◆ **Source material**:
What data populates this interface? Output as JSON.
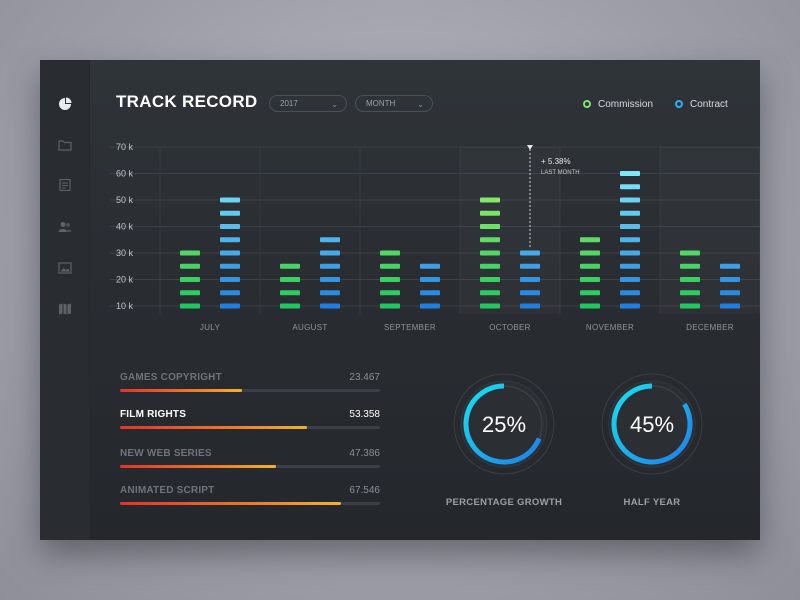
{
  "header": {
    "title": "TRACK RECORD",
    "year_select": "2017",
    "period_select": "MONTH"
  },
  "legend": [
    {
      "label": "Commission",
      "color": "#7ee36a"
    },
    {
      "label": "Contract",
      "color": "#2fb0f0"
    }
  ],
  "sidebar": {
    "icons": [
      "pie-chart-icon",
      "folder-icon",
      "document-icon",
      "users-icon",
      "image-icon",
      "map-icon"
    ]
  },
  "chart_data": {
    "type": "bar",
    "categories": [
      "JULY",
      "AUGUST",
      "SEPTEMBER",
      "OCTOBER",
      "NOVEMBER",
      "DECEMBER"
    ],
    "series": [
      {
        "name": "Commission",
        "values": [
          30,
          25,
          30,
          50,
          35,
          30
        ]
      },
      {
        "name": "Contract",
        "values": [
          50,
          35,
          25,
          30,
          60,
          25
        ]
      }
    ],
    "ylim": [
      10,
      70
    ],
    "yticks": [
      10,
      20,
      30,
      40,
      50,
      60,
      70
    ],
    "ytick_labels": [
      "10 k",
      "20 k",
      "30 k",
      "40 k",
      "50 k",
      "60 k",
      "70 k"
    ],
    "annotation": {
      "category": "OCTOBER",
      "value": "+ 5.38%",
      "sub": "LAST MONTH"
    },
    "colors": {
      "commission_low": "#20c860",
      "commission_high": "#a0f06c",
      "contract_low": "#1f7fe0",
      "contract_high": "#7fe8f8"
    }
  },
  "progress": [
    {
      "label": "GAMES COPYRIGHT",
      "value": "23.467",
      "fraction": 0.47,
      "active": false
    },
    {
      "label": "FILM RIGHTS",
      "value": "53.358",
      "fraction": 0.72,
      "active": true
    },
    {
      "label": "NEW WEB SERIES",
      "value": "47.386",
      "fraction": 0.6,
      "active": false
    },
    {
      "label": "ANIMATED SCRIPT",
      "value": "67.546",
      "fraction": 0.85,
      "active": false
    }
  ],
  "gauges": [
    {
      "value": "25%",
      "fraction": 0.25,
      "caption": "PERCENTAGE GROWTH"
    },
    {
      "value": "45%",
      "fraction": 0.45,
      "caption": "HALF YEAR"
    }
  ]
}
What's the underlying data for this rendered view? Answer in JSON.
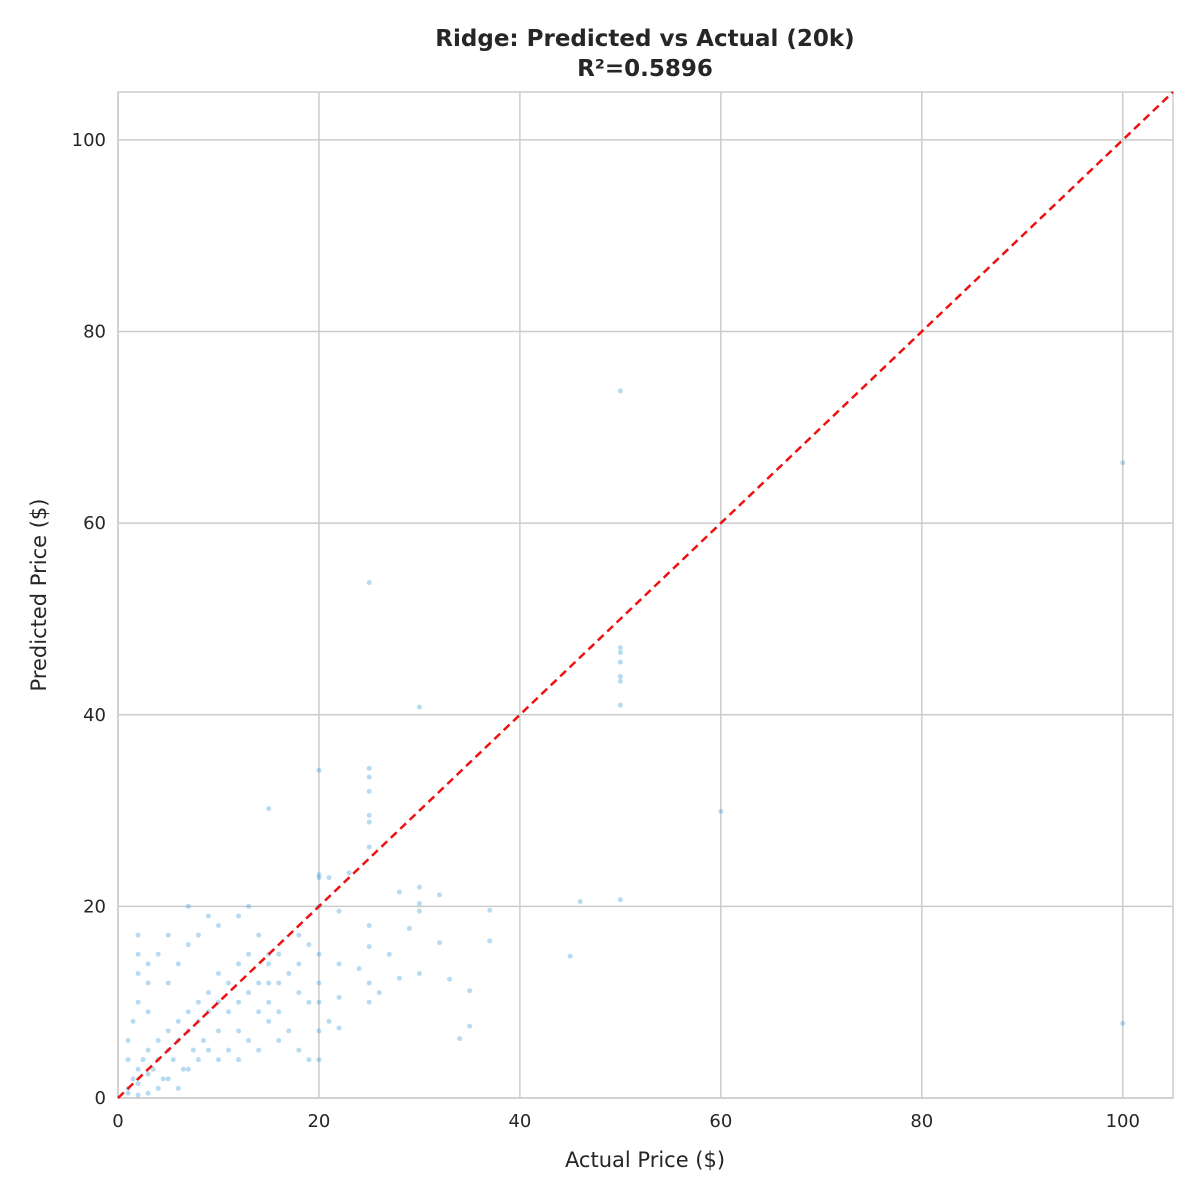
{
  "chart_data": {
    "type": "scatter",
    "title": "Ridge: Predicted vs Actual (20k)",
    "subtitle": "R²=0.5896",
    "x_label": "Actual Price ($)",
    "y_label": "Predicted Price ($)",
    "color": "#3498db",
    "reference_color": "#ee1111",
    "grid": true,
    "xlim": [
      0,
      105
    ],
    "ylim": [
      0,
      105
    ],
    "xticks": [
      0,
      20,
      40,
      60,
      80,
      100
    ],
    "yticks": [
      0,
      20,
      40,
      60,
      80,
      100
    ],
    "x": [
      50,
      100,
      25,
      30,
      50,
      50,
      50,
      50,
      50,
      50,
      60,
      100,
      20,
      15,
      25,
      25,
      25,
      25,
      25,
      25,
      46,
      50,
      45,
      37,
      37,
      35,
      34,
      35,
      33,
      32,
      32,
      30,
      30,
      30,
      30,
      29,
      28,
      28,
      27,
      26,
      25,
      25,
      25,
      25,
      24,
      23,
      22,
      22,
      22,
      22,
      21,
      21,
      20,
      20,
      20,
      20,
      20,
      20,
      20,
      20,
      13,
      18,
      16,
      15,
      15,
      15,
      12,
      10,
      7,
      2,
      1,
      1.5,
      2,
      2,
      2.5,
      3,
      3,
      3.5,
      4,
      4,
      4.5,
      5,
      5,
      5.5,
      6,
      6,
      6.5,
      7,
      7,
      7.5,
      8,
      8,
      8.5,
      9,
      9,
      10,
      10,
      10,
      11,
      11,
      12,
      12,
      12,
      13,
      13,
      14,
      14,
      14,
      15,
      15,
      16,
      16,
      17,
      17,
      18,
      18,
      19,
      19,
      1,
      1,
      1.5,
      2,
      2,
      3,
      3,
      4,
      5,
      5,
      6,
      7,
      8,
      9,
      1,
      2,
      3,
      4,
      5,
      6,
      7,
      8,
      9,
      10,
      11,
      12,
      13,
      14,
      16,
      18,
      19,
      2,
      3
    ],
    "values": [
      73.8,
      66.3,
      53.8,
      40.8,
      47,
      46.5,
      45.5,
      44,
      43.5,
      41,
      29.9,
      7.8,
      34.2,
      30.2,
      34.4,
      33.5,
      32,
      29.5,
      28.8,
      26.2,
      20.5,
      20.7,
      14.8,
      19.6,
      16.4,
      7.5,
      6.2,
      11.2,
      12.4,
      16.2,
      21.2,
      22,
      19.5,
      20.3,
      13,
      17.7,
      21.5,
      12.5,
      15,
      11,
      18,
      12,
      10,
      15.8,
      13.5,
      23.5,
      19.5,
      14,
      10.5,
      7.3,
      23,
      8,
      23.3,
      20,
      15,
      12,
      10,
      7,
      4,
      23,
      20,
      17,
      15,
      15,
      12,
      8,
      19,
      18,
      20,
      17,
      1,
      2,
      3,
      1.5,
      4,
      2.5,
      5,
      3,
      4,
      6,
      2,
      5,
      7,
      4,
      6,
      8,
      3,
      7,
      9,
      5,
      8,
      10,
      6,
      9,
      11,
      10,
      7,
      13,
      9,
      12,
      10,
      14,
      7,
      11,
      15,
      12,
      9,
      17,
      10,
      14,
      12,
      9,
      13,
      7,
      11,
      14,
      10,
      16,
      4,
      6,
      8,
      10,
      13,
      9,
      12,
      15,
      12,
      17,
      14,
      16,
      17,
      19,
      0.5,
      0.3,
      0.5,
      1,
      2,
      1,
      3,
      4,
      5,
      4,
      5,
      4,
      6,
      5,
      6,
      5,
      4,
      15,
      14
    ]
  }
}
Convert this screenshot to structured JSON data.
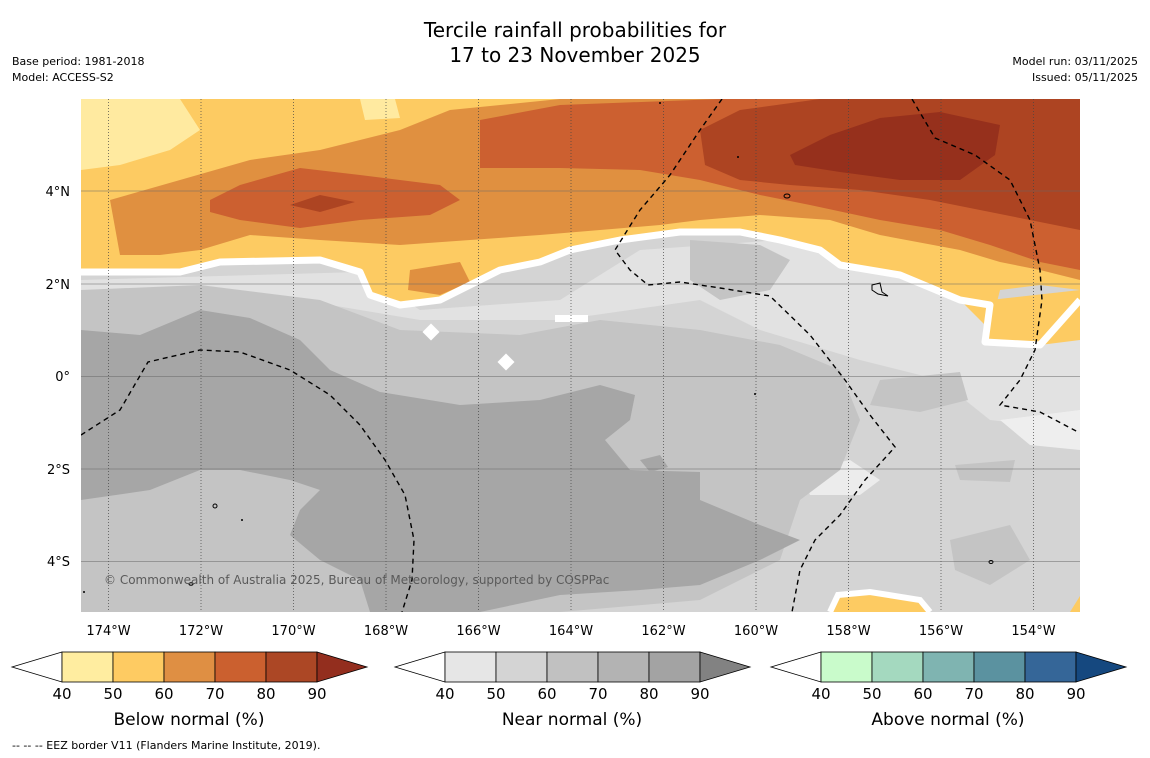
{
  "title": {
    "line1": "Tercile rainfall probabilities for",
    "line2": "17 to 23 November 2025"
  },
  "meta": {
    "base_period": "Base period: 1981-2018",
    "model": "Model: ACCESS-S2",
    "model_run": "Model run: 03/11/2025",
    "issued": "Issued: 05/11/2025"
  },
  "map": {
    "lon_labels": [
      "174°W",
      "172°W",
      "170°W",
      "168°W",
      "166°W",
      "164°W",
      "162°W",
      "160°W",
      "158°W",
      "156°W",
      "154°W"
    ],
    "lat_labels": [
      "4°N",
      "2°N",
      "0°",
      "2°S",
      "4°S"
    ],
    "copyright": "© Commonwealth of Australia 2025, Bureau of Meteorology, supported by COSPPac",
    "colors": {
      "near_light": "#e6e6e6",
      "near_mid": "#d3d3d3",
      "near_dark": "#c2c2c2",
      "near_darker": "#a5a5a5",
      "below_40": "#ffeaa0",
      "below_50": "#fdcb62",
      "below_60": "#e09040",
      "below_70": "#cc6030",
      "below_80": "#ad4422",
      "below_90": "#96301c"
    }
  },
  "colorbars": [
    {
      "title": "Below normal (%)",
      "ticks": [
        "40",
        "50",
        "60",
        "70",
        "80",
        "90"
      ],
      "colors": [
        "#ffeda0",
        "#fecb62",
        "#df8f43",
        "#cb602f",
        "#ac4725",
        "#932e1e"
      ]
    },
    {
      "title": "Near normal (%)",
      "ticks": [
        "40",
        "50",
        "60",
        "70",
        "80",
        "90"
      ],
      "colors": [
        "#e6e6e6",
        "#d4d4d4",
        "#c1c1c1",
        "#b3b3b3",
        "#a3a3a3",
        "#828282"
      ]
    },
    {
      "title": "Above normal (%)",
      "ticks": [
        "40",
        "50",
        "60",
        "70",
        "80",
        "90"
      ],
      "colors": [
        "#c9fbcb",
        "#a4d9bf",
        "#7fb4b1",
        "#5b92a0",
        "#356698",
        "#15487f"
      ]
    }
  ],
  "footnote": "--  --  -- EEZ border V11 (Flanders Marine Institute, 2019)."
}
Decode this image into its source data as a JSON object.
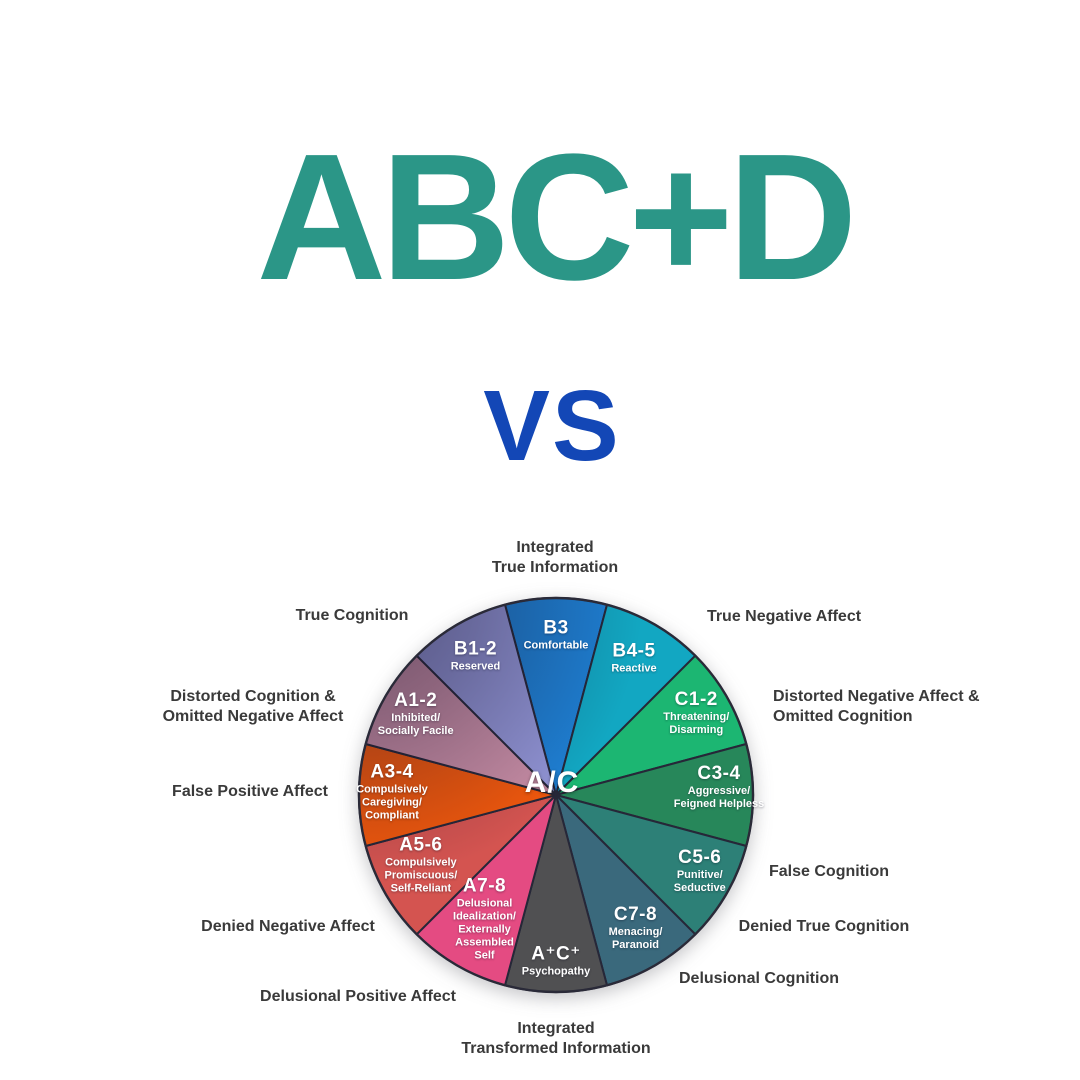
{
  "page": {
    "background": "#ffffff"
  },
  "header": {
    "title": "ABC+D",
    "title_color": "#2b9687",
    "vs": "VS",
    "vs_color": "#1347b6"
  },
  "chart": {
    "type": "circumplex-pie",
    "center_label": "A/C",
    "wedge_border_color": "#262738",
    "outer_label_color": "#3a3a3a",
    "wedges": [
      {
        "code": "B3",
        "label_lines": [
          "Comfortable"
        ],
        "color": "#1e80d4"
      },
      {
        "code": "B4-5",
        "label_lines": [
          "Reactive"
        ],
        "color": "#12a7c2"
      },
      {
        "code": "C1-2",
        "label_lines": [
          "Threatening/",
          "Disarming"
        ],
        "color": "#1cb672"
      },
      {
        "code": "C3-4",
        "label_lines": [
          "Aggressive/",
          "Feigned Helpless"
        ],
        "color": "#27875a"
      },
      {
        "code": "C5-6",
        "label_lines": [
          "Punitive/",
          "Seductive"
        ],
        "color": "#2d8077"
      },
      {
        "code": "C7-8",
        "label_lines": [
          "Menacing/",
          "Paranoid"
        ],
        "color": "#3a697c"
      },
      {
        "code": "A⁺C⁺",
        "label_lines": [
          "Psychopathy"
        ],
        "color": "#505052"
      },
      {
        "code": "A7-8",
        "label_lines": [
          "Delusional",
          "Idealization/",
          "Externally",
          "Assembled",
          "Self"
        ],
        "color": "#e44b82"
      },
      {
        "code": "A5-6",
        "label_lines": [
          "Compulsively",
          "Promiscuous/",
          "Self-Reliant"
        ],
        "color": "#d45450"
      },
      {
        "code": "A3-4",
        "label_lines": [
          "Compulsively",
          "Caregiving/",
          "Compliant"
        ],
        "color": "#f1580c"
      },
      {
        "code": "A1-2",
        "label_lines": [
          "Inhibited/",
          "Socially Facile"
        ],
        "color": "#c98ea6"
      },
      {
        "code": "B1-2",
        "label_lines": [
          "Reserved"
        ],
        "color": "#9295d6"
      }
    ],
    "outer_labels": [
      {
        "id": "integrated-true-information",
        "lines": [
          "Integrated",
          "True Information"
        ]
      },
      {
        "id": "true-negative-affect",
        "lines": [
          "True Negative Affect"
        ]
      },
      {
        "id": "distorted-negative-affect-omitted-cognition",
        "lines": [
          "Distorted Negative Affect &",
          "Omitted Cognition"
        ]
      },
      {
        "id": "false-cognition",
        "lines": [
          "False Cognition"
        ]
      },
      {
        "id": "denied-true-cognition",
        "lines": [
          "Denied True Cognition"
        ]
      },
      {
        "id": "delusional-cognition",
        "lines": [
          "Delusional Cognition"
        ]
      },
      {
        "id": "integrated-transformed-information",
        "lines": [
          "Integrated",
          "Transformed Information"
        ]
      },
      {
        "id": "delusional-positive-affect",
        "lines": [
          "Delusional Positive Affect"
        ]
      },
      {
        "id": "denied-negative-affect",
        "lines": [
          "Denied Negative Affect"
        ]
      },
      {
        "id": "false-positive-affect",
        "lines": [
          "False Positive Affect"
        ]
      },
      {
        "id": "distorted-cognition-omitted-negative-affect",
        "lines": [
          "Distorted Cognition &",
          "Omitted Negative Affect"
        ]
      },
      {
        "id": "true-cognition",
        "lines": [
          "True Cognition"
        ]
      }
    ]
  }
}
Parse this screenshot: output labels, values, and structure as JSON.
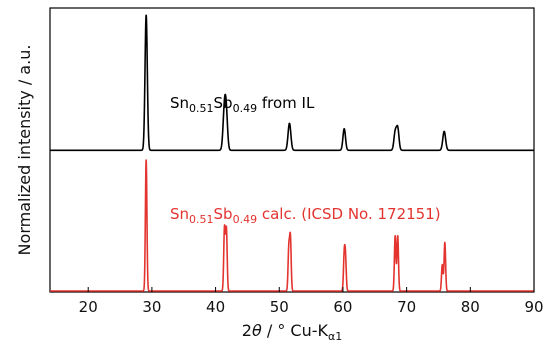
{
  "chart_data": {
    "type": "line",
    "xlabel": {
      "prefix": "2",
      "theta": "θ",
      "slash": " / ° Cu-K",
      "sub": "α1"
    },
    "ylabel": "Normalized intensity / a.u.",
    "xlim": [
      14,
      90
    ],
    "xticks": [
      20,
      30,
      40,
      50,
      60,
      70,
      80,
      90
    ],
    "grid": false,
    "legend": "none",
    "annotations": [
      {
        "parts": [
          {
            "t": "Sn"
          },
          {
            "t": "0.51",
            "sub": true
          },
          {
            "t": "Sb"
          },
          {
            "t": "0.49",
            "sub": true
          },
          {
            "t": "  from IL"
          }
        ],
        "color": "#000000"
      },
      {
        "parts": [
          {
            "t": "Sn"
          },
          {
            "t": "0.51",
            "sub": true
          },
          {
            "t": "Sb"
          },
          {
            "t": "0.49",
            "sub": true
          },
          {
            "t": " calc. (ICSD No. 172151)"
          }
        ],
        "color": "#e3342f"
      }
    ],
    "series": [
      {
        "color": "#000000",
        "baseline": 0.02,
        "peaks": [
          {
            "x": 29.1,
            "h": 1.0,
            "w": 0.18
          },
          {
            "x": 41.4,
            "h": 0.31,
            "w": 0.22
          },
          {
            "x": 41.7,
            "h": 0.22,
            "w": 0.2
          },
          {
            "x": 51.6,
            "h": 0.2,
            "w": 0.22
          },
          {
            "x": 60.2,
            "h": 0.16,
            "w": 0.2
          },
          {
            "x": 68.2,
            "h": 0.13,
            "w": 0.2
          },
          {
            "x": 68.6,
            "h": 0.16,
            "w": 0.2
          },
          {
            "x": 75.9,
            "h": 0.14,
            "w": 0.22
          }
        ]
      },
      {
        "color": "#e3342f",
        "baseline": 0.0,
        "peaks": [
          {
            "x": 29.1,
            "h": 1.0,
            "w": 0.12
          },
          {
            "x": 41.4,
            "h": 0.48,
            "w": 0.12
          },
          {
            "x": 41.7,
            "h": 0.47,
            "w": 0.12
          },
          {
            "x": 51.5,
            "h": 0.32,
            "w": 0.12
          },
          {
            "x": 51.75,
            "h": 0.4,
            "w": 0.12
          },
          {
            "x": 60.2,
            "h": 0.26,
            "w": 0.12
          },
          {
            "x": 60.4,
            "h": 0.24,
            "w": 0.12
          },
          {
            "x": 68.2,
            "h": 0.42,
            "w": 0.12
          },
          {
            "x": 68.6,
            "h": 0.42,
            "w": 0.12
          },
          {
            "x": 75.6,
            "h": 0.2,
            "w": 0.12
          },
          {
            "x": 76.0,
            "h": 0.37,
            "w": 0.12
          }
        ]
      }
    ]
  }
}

◆ **Requirements**:
Find every line in the records above that contains the word "Predicted", and copy each one.

◆ **Result of this task**:
    "title": "Ridge: Predicted vs Actual (20k)",
    "y_label": "Predicted Price ($)",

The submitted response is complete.